● The problem
Count how many lines below include the string "Rate", and give that number without anything else.

● Input for this task

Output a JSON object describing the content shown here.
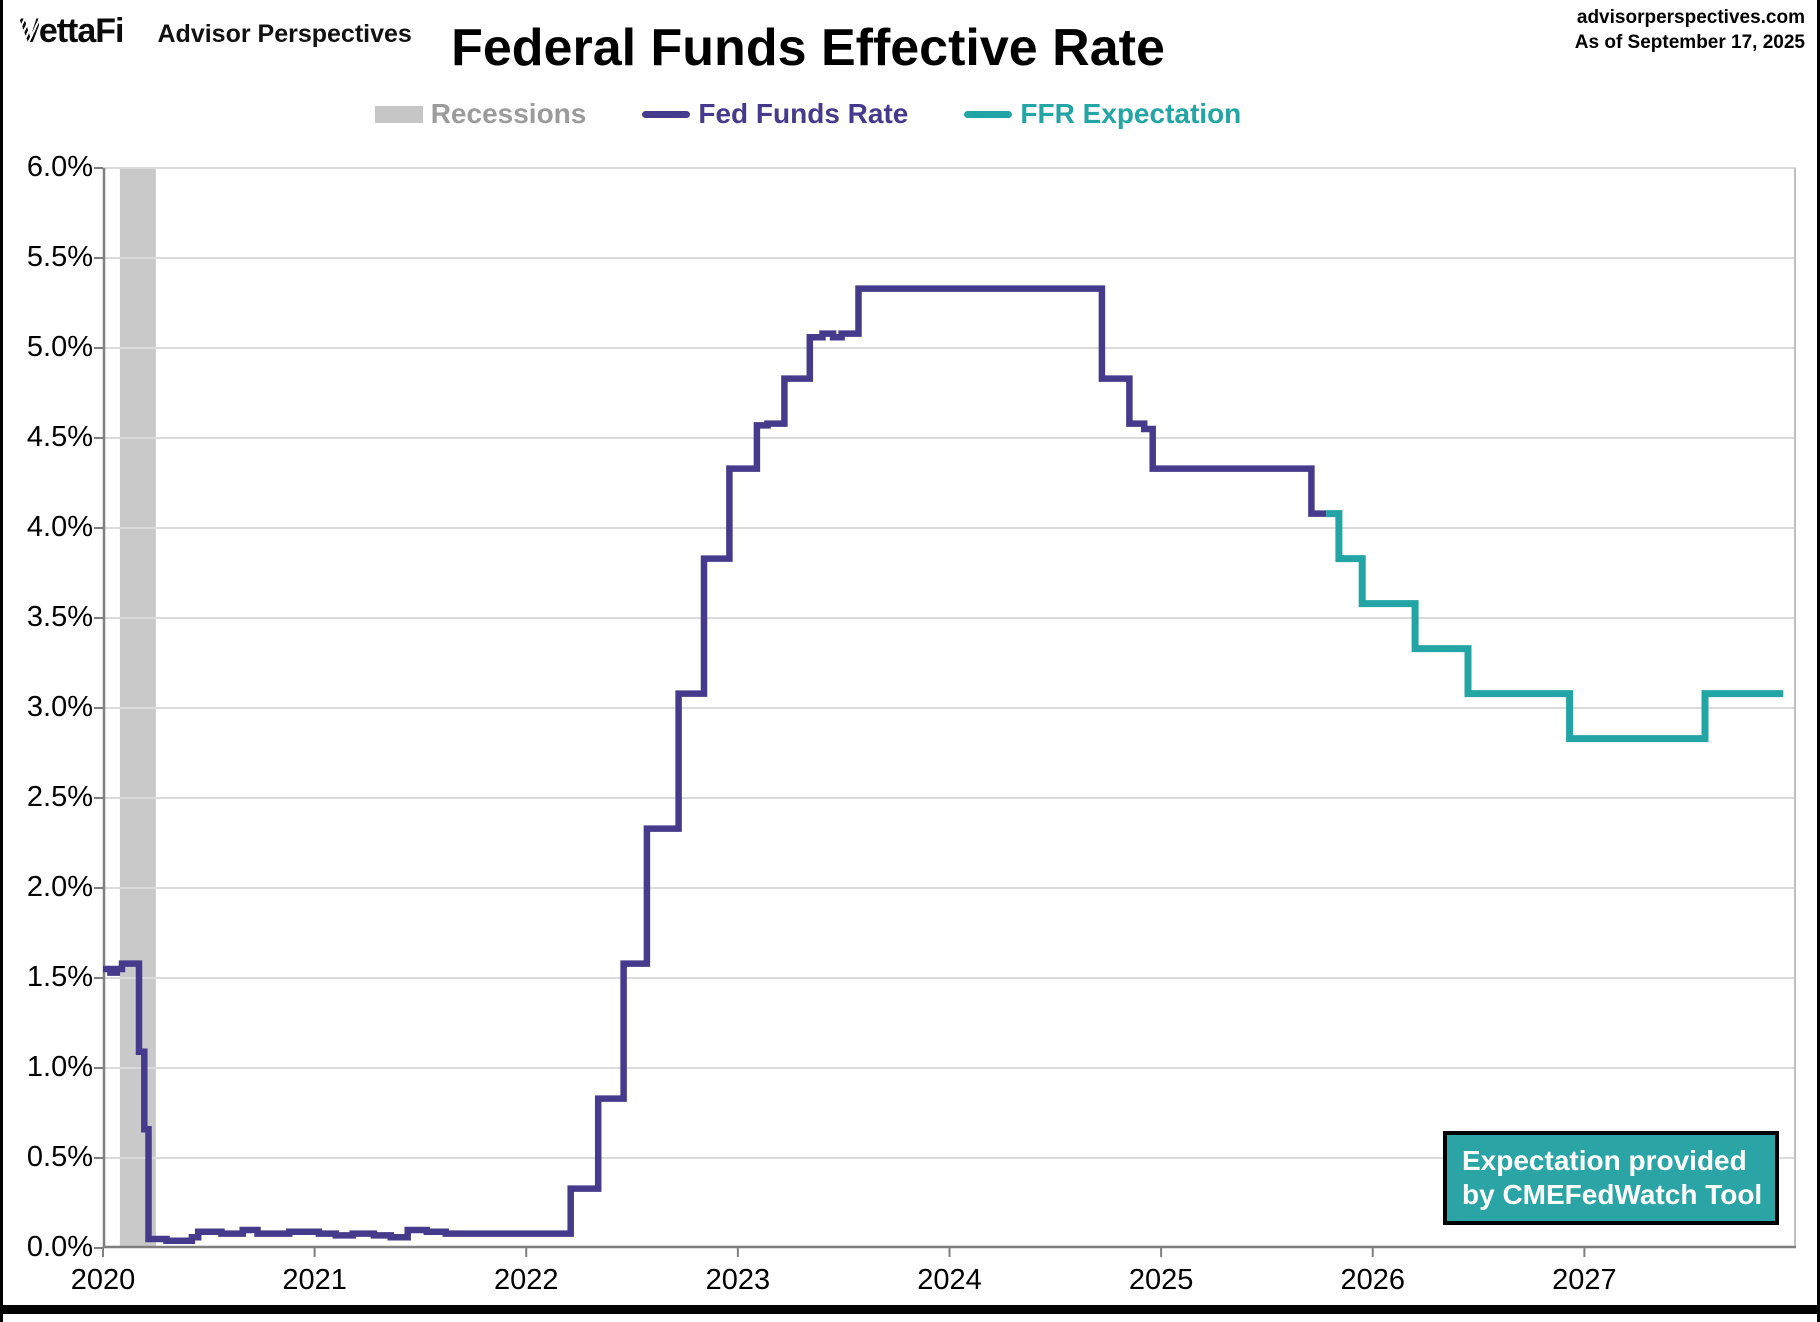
{
  "header": {
    "logo_primary_v": "V",
    "logo_primary_rest": "ettaFi",
    "logo_secondary": "Advisor Perspectives",
    "title": "Federal Funds Effective Rate",
    "source_site": "advisorperspectives.com",
    "as_of": "As of September 17, 2025"
  },
  "legend": [
    {
      "label": "Recessions",
      "swatch": "band",
      "swatch_color": "#c6c6c6",
      "text_color": "#9b9b9b"
    },
    {
      "label": "Fed Funds Rate",
      "swatch": "line",
      "swatch_color": "#463a8c",
      "text_color": "#463a8c"
    },
    {
      "label": "FFR Expectation",
      "swatch": "line",
      "swatch_color": "#22a5a4",
      "text_color": "#22a5a4"
    }
  ],
  "annotation_box": {
    "line1": "Expectation provided",
    "line2": "by CMEFedWatch Tool",
    "bg_color": "#2aa4a4"
  },
  "chart_data": {
    "type": "line",
    "title": "Federal Funds Effective Rate",
    "x_range": [
      2020,
      2028
    ],
    "y_range": [
      0,
      6
    ],
    "grid": true,
    "grid_color": "#dbdbdb",
    "axis_color": "#7f7f7f",
    "right_border_color": "#c0c0c0",
    "recession_color": "#c9c9c9",
    "recessions": [
      {
        "start": 2020.08,
        "end": 2020.25
      }
    ],
    "y_ticks": [
      0.0,
      0.5,
      1.0,
      1.5,
      2.0,
      2.5,
      3.0,
      3.5,
      4.0,
      4.5,
      5.0,
      5.5,
      6.0
    ],
    "y_tick_labels": [
      "0.0%",
      "0.5%",
      "1.0%",
      "1.5%",
      "2.0%",
      "2.5%",
      "3.0%",
      "3.5%",
      "4.0%",
      "4.5%",
      "5.0%",
      "5.5%",
      "6.0%"
    ],
    "x_ticks": [
      2020,
      2021,
      2022,
      2023,
      2024,
      2025,
      2026,
      2027
    ],
    "x_tick_labels": [
      "2020",
      "2021",
      "2022",
      "2023",
      "2024",
      "2025",
      "2026",
      "2027"
    ],
    "series": [
      {
        "name": "Fed Funds Rate",
        "color": "#463a8c",
        "width": 6.5,
        "step": true,
        "points": [
          [
            2020.0,
            1.55
          ],
          [
            2020.035,
            1.53
          ],
          [
            2020.065,
            1.55
          ],
          [
            2020.09,
            1.58
          ],
          [
            2020.17,
            1.09
          ],
          [
            2020.195,
            0.66
          ],
          [
            2020.215,
            0.05
          ],
          [
            2020.3,
            0.04
          ],
          [
            2020.42,
            0.06
          ],
          [
            2020.45,
            0.09
          ],
          [
            2020.56,
            0.08
          ],
          [
            2020.66,
            0.1
          ],
          [
            2020.73,
            0.08
          ],
          [
            2020.88,
            0.09
          ],
          [
            2021.02,
            0.08
          ],
          [
            2021.1,
            0.07
          ],
          [
            2021.18,
            0.08
          ],
          [
            2021.28,
            0.07
          ],
          [
            2021.36,
            0.06
          ],
          [
            2021.44,
            0.1
          ],
          [
            2021.53,
            0.09
          ],
          [
            2021.62,
            0.08
          ],
          [
            2021.8,
            0.08
          ],
          [
            2022.0,
            0.08
          ],
          [
            2022.21,
            0.33
          ],
          [
            2022.34,
            0.83
          ],
          [
            2022.46,
            1.58
          ],
          [
            2022.57,
            2.33
          ],
          [
            2022.72,
            3.08
          ],
          [
            2022.84,
            3.83
          ],
          [
            2022.96,
            4.33
          ],
          [
            2023.09,
            4.57
          ],
          [
            2023.14,
            4.58
          ],
          [
            2023.22,
            4.83
          ],
          [
            2023.34,
            5.06
          ],
          [
            2023.4,
            5.08
          ],
          [
            2023.45,
            5.06
          ],
          [
            2023.49,
            5.08
          ],
          [
            2023.57,
            5.33
          ],
          [
            2024.72,
            4.83
          ],
          [
            2024.85,
            4.58
          ],
          [
            2024.92,
            4.55
          ],
          [
            2024.96,
            4.33
          ],
          [
            2025.71,
            4.08
          ],
          [
            2025.78,
            4.08
          ]
        ]
      },
      {
        "name": "FFR Expectation",
        "color": "#22a5a4",
        "width": 7,
        "step": true,
        "points": [
          [
            2025.78,
            4.08
          ],
          [
            2025.84,
            3.83
          ],
          [
            2025.95,
            3.58
          ],
          [
            2026.2,
            3.33
          ],
          [
            2026.45,
            3.08
          ],
          [
            2026.93,
            2.83
          ],
          [
            2027.57,
            3.08
          ],
          [
            2027.94,
            3.08
          ]
        ]
      }
    ]
  }
}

● Written response
4